◆ EXERCISE DESCRIPTION:
Pick every line with "name" from the material below.

◆ MATERIAL TO PROCESS:
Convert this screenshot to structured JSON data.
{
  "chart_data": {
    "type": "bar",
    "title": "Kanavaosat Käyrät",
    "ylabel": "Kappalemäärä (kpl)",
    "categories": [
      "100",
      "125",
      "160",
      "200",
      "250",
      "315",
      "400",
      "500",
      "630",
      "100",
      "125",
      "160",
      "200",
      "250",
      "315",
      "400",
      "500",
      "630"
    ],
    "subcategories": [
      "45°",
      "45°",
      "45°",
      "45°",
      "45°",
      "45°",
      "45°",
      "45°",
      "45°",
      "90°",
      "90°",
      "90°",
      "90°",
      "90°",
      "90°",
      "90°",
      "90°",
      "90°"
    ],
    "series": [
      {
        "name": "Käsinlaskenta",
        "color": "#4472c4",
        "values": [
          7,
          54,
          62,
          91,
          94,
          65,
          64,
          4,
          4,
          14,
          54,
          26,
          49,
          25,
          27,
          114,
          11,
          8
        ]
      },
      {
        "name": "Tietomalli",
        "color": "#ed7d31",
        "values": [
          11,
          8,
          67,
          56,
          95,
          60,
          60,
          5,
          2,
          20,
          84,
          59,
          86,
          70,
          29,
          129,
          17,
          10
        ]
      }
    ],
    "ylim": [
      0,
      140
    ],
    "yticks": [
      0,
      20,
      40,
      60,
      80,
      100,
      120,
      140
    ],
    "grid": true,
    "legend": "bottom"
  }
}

◆ TASK ANSWER:
        "name": "Käsinlaskenta",
        "name": "Tietomalli",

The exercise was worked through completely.